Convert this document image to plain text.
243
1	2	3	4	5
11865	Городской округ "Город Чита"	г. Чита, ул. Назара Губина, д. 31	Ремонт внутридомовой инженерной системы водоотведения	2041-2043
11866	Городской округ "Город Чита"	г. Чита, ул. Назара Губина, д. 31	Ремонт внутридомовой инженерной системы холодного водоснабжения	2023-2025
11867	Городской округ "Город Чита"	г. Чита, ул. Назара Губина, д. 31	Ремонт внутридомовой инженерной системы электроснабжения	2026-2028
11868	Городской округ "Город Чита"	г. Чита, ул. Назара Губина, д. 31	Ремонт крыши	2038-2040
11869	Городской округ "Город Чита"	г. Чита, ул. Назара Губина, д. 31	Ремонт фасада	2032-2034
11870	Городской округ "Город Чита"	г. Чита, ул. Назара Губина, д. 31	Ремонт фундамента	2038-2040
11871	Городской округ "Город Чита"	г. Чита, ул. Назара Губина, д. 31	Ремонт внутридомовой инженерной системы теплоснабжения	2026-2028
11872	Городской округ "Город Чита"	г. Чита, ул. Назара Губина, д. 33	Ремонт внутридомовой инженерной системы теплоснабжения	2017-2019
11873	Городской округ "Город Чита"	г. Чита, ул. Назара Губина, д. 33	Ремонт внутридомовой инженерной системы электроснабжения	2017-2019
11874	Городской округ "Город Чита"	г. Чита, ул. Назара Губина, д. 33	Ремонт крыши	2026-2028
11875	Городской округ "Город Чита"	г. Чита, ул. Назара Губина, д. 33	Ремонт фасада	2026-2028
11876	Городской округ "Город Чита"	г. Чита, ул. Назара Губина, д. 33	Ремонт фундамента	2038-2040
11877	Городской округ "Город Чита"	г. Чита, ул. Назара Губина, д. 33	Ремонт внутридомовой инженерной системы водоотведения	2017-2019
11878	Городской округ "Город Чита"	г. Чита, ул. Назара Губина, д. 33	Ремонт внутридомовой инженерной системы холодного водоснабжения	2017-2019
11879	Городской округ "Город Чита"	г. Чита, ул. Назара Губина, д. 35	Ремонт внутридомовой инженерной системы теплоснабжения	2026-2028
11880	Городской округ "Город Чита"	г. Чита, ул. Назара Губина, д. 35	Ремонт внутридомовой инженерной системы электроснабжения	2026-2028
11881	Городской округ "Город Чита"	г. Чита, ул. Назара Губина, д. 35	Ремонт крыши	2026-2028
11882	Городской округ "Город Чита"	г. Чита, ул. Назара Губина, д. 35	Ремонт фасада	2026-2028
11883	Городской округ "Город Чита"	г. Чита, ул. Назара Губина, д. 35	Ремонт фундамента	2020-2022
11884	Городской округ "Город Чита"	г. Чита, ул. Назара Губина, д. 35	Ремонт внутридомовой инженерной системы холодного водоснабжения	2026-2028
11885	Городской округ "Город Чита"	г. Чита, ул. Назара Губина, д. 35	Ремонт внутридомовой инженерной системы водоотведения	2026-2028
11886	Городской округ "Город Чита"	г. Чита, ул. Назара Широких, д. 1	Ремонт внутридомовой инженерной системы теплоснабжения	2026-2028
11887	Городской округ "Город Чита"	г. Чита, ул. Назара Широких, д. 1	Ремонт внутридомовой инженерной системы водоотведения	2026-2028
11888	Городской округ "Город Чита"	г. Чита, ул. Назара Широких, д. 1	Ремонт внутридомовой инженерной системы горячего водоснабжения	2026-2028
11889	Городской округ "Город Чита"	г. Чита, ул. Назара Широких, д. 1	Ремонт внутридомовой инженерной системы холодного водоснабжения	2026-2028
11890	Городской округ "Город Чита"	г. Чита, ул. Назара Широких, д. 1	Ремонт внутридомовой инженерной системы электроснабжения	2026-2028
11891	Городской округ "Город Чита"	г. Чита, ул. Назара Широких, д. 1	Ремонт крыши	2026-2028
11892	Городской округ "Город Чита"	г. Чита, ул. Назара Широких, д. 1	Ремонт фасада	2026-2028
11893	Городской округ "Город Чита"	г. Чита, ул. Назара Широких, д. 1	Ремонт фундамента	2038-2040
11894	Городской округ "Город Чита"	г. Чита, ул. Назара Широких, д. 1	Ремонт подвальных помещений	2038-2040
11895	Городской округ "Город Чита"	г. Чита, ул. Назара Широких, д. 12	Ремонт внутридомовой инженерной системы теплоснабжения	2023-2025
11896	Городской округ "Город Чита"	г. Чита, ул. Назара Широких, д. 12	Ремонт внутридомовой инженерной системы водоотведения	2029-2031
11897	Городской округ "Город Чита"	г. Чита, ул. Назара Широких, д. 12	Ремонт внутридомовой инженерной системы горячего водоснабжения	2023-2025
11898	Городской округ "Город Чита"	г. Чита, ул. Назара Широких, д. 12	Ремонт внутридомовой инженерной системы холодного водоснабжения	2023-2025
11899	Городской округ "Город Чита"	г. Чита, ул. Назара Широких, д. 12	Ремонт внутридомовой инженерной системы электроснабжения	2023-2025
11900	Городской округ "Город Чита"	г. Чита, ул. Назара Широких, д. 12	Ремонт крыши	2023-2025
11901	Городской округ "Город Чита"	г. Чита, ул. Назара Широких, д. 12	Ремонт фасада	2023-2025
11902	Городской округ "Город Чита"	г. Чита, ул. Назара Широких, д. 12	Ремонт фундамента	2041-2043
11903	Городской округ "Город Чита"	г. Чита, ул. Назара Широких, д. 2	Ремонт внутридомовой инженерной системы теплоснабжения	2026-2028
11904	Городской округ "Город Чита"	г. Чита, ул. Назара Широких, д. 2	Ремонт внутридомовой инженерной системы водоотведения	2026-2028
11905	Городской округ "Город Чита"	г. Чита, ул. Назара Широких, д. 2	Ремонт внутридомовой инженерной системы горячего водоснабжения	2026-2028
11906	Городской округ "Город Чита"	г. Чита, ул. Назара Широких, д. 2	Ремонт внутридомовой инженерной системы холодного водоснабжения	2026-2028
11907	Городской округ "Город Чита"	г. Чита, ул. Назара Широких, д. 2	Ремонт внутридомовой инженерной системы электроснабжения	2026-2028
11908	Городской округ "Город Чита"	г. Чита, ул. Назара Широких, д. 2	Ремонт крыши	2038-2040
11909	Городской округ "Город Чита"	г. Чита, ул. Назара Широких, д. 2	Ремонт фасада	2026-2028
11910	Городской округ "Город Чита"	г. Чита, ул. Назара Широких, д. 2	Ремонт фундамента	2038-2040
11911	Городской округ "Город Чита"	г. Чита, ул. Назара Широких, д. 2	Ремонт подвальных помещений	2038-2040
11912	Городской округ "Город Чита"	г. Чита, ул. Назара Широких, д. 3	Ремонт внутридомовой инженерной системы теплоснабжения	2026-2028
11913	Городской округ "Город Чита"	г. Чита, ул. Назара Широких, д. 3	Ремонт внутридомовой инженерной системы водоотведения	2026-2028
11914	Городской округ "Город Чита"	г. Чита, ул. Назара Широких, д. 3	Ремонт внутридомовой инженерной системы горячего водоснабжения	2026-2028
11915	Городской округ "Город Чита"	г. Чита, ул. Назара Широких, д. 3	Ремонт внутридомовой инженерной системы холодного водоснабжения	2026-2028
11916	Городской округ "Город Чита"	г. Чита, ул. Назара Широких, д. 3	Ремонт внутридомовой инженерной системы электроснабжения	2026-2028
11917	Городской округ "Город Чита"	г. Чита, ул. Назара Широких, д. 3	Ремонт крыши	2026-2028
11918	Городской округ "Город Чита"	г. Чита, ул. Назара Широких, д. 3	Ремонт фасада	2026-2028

################

■ Aim of the exercise: Extract the full set of entries word for word.

■ Task solution:
Convert this document image to plain text.
243
1	2	3	4	5
11865	Городской округ "Город Чита"	г. Чита, ул. Назара Губина, д. 31	Ремонт внутридомовой инженерной системы водоотведения	2041-2043
11866	Городской округ "Город Чита"	г. Чита, ул. Назара Губина, д. 31	Ремонт внутридомовой инженерной системы холодного водоснабжения	2023-2025
11867	Городской округ "Город Чита"	г. Чита, ул. Назара Губина, д. 31	Ремонт внутридомовой инженерной системы электроснабжения	2026-2028
11868	Городской округ "Город Чита"	г. Чита, ул. Назара Губина, д. 31	Ремонт крыши	2038-2040
11869	Городской округ "Город Чита"	г. Чита, ул. Назара Губина, д. 31	Ремонт фасада	2032-2034
11870	Городской округ "Город Чита"	г. Чита, ул. Назара Губина, д. 31	Ремонт фундамента	2038-2040
11871	Городской округ "Город Чита"	г. Чита, ул. Назара Губина, д. 31	Ремонт внутридомовой инженерной системы теплоснабжения	2026-2028
11872	Городской округ "Город Чита"	г. Чита, ул. Назара Губина, д. 33	Ремонт внутридомовой инженерной системы теплоснабжения	2017-2019
11873	Городской округ "Город Чита"	г. Чита, ул. Назара Губина, д. 33	Ремонт внутридомовой инженерной системы электроснабжения	2017-2019
11874	Городской округ "Город Чита"	г. Чита, ул. Назара Губина, д. 33	Ремонт крыши	2026-2028
11875	Городской округ "Город Чита"	г. Чита, ул. Назара Губина, д. 33	Ремонт фасада	2026-2028
11876	Городской округ "Город Чита"	г. Чита, ул. Назара Губина, д. 33	Ремонт фундамента	2038-2040
11877	Городской округ "Город Чита"	г. Чита, ул. Назара Губина, д. 33	Ремонт внутридомовой инженерной системы водоотведения	2017-2019
11878	Городской округ "Город Чита"	г. Чита, ул. Назара Губина, д. 33	Ремонт внутридомовой инженерной системы холодного водоснабжения	2017-2019
11879	Городской округ "Город Чита"	г. Чита, ул. Назара Губина, д. 35	Ремонт внутридомовой инженерной системы теплоснабжения	2026-2028
11880	Городской округ "Город Чита"	г. Чита, ул. Назара Губина, д. 35	Ремонт внутридомовой инженерной системы электроснабжения	2026-2028
11881	Городской округ "Город Чита"	г. Чита, ул. Назара Губина, д. 35	Ремонт крыши	2026-2028
11882	Городской округ "Город Чита"	г. Чита, ул. Назара Губина, д. 35	Ремонт фасада	2026-2028
11883	Городской округ "Город Чита"	г. Чита, ул. Назара Губина, д. 35	Ремонт фундамента	2020-2022
11884	Городской округ "Город Чита"	г. Чита, ул. Назара Губина, д. 35	Ремонт внутридомовой инженерной системы холодного водоснабжения	2026-2028
11885	Городской округ "Город Чита"	г. Чита, ул. Назара Губина, д. 35	Ремонт внутридомовой инженерной системы водоотведения	2026-2028
11886	Городской округ "Город Чита"	г. Чита, ул. Назара Широких, д. 1	Ремонт внутридомовой инженерной системы теплоснабжения	2026-2028
11887	Городской округ "Город Чита"	г. Чита, ул. Назара Широких, д. 1	Ремонт внутридомовой инженерной системы водоотведения	2026-2028
11888	Городской округ "Город Чита"	г. Чита, ул. Назара Широких, д. 1	Ремонт внутридомовой инженерной системы горячего водоснабжения	2026-2028
11889	Городской округ "Город Чита"	г. Чита, ул. Назара Широких, д. 1	Ремонт внутридомовой инженерной системы холодного водоснабжения	2026-2028
11890	Городской округ "Город Чита"	г. Чита, ул. Назара Широких, д. 1	Ремонт внутридомовой инженерной системы электроснабжения	2026-2028
11891	Городской округ "Город Чита"	г. Чита, ул. Назара Широких, д. 1	Ремонт крыши	2026-2028
11892	Городской округ "Город Чита"	г. Чита, ул. Назара Широких, д. 1	Ремонт фасада	2026-2028
11893	Городской округ "Город Чита"	г. Чита, ул. Назара Широких, д. 1	Ремонт фундамента	2038-2040
11894	Городской округ "Город Чита"	г. Чита, ул. Назара Широких, д. 1	Ремонт подвальных помещений	2038-2040
11895	Городской округ "Город Чита"	г. Чита, ул. Назара Широких, д. 12	Ремонт внутридомовой инженерной системы теплоснабжения	2023-2025
11896	Городской округ "Город Чита"	г. Чита, ул. Назара Широких, д. 12	Ремонт внутридомовой инженерной системы водоотведения	2029-2031
11897	Городской округ "Город Чита"	г. Чита, ул. Назара Широких, д. 12	Ремонт внутридомовой инженерной системы горячего водоснабжения	2023-2025
11898	Городской округ "Город Чита"	г. Чита, ул. Назара Широких, д. 12	Ремонт внутридомовой инженерной системы холодного водоснабжения	2023-2025
11899	Городской округ "Город Чита"	г. Чита, ул. Назара Широких, д. 12	Ремонт внутридомовой инженерной системы электроснабжения	2023-2025
11900	Городской округ "Город Чита"	г. Чита, ул. Назара Широких, д. 12	Ремонт крыши	2023-2025
11901	Городской округ "Город Чита"	г. Чита, ул. Назара Широких, д. 12	Ремонт фасада	2023-2025
11902	Городской округ "Город Чита"	г. Чита, ул. Назара Широких, д. 12	Ремонт фундамента	2041-2043
11903	Городской округ "Город Чита"	г. Чита, ул. Назара Широких, д. 2	Ремонт внутридомовой инженерной системы теплоснабжения	2026-2028
11904	Городской округ "Город Чита"	г. Чита, ул. Назара Широких, д. 2	Ремонт внутридомовой инженерной системы водоотведения	2026-2028
11905	Городской округ "Город Чита"	г. Чита, ул. Назара Широких, д. 2	Ремонт внутридомовой инженерной системы горячего водоснабжения	2026-2028
11906	Городской округ "Город Чита"	г. Чита, ул. Назара Широких, д. 2	Ремонт внутридомовой инженерной системы холодного водоснабжения	2026-2028
11907	Городской округ "Город Чита"	г. Чита, ул. Назара Широких, д. 2	Ремонт внутридомовой инженерной системы электроснабжения	2026-2028
11908	Городской округ "Город Чита"	г. Чита, ул. Назара Широких, д. 2	Ремонт крыши	2038-2040
11909	Городской округ "Город Чита"	г. Чита, ул. Назара Широких, д. 2	Ремонт фасада	2026-2028
11910	Городской округ "Город Чита"	г. Чита, ул. Назара Широких, д. 2	Ремонт фундамента	2038-2040
11911	Городской округ "Город Чита"	г. Чита, ул. Назара Широких, д. 2	Ремонт подвальных помещений	2038-2040
11912	Городской округ "Город Чита"	г. Чита, ул. Назара Широких, д. 3	Ремонт внутридомовой инженерной системы теплоснабжения	2026-2028
11913	Городской округ "Город Чита"	г. Чита, ул. Назара Широких, д. 3	Ремонт внутридомовой инженерной системы водоотведения	2026-2028
11914	Городской округ "Город Чита"	г. Чита, ул. Назара Широких, д. 3	Ремонт внутридомовой инженерной системы горячего водоснабжения	2026-2028
11915	Городской округ "Город Чита"	г. Чита, ул. Назара Широких, д. 3	Ремонт внутридомовой инженерной системы холодного водоснабжения	2026-2028
11916	Городской округ "Город Чита"	г. Чита, ул. Назара Широких, д. 3	Ремонт внутридомовой инженерной системы электроснабжения	2026-2028
11917	Городской округ "Город Чита"	г. Чита, ул. Назара Широких, д. 3	Ремонт крыши	2026-2028
11918	Городской округ "Город Чита"	г. Чита, ул. Назара Широких, д. 3	Ремонт фасада	2026-2028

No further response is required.